→ Required work: Copy, from the entries below, each line where the word "text" can be found.
───── Recorded information
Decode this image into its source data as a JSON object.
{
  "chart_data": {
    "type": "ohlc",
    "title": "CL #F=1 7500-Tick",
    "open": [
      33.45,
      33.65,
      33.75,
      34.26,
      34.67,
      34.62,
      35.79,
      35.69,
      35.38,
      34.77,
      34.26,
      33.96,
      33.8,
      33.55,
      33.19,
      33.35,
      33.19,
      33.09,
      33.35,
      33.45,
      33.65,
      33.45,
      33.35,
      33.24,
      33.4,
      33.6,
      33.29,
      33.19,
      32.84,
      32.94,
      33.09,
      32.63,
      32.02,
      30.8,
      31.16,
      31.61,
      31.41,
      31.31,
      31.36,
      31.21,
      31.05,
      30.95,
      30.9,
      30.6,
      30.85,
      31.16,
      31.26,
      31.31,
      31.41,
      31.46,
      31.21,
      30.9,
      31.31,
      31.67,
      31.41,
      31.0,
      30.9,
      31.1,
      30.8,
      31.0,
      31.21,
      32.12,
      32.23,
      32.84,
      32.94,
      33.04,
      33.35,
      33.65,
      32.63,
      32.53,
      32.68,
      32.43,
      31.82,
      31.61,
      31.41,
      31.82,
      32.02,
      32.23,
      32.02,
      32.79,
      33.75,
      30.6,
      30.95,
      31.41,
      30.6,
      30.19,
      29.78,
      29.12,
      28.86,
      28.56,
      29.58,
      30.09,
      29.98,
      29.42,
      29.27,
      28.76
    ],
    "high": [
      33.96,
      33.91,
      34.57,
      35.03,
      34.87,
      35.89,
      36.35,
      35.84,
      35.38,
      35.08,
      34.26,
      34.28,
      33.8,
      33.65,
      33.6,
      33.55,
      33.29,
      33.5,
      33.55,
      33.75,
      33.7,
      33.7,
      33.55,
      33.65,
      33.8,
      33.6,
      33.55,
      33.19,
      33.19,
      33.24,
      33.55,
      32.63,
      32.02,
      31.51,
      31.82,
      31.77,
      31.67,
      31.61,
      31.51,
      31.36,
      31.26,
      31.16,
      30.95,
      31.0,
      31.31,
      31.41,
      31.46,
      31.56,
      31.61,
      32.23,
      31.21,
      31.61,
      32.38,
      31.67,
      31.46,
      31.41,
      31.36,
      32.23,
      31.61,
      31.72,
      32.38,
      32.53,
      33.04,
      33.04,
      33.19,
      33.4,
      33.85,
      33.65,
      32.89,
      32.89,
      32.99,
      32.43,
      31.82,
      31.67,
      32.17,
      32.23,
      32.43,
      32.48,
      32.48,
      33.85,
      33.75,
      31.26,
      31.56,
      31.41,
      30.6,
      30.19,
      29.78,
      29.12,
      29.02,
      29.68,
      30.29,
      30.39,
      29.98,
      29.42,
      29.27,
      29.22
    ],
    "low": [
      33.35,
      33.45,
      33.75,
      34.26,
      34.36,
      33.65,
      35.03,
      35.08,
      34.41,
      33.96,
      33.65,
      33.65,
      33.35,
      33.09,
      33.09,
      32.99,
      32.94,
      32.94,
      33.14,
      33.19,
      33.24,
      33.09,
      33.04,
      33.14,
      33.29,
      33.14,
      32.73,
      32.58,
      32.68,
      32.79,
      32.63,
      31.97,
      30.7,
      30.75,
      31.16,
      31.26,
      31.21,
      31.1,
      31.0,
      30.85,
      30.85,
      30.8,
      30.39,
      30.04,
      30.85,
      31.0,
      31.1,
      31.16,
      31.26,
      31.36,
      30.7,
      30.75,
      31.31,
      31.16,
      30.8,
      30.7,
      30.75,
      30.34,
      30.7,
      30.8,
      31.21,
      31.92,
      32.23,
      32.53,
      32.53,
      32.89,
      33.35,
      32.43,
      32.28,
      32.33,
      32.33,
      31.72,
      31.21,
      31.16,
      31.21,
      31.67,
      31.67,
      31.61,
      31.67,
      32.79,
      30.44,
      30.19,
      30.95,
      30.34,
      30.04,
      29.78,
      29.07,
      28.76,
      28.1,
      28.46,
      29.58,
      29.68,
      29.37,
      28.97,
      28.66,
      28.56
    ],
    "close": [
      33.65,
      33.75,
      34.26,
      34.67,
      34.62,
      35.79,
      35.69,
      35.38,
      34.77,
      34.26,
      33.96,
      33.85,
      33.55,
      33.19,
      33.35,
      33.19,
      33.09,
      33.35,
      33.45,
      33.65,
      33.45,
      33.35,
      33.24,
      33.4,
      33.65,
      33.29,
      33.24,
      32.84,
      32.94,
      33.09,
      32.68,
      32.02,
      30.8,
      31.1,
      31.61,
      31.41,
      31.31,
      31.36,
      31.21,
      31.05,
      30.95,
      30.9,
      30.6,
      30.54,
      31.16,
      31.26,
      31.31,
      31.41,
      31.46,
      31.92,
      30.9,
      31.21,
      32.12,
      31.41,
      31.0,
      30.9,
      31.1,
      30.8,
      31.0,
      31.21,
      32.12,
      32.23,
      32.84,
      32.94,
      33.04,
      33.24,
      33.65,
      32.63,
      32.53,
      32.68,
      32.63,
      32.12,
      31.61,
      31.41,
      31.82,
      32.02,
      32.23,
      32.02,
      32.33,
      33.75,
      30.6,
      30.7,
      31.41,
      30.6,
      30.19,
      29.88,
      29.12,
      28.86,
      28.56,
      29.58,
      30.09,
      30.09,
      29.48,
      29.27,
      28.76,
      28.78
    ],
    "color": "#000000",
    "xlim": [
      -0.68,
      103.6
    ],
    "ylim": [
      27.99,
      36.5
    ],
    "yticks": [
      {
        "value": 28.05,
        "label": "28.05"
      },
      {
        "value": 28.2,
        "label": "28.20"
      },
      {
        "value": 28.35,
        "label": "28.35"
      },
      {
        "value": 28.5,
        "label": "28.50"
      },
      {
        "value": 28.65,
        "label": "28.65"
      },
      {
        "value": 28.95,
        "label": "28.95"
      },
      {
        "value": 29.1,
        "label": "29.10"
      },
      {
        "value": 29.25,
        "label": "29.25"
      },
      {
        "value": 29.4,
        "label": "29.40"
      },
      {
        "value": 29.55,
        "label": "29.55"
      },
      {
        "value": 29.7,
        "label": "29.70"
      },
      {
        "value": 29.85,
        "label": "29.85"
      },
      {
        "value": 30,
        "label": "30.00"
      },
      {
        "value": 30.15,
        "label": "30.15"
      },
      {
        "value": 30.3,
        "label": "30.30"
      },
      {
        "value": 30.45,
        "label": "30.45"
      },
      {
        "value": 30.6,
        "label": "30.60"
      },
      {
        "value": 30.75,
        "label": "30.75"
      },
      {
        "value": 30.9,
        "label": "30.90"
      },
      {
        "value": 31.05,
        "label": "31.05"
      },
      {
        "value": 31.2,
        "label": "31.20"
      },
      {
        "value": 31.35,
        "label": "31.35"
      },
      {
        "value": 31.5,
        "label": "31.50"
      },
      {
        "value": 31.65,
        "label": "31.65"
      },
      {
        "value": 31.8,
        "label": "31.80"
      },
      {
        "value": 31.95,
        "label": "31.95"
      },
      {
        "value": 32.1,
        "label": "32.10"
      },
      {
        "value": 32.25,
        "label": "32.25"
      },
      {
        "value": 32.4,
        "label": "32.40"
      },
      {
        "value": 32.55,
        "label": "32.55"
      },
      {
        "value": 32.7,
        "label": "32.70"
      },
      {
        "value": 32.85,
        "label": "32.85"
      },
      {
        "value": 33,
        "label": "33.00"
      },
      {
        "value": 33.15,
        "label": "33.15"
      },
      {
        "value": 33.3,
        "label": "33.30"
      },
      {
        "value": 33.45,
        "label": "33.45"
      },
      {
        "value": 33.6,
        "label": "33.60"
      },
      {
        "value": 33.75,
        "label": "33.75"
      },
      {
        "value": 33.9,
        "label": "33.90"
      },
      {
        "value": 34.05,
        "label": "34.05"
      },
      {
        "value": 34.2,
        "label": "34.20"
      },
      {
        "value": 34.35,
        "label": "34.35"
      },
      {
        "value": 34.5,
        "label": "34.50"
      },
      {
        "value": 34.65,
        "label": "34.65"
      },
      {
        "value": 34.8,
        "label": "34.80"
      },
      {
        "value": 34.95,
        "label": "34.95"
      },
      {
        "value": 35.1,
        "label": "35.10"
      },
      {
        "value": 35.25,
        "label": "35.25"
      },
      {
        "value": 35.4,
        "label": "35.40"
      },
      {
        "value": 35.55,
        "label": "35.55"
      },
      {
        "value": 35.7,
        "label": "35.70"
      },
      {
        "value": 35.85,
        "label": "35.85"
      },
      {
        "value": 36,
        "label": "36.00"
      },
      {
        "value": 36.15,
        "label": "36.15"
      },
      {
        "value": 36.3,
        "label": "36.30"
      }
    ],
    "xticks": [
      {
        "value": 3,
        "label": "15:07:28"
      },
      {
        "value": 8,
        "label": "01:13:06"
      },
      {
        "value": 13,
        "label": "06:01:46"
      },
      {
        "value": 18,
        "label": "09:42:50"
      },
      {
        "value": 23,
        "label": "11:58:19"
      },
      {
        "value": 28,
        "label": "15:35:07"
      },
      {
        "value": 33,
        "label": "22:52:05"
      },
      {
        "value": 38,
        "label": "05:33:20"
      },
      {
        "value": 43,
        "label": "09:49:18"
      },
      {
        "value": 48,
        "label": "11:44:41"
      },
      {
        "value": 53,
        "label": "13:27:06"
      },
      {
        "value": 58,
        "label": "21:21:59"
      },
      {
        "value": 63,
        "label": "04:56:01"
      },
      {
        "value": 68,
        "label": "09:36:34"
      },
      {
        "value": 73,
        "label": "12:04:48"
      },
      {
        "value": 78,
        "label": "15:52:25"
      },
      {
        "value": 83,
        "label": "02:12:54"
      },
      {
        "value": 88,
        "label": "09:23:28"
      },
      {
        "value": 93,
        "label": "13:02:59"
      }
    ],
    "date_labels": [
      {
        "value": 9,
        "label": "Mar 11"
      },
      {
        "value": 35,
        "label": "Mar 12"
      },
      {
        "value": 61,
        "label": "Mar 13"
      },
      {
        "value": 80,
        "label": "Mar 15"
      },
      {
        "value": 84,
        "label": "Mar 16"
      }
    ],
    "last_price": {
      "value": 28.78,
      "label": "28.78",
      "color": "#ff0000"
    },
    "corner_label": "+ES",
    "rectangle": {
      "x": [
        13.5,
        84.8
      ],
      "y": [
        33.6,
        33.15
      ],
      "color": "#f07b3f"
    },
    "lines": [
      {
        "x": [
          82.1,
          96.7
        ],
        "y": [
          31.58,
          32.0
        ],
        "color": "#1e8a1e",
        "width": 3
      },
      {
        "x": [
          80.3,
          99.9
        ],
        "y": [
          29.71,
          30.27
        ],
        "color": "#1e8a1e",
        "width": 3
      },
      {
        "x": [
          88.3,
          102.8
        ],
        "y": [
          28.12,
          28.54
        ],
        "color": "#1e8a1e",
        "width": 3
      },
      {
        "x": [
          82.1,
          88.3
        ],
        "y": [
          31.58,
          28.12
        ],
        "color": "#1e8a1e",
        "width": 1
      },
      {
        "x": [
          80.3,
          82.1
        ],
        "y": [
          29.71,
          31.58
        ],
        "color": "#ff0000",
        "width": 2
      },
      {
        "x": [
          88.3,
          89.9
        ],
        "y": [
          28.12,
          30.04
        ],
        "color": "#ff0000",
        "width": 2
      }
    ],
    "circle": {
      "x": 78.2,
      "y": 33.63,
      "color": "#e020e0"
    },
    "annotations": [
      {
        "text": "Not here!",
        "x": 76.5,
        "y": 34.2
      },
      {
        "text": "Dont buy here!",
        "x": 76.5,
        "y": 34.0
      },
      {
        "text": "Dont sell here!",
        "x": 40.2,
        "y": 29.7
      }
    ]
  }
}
──────────
→ Reply to the task:
        "text": "Not here!",
        "text": "Dont buy here!",
        "text": "Dont sell here!",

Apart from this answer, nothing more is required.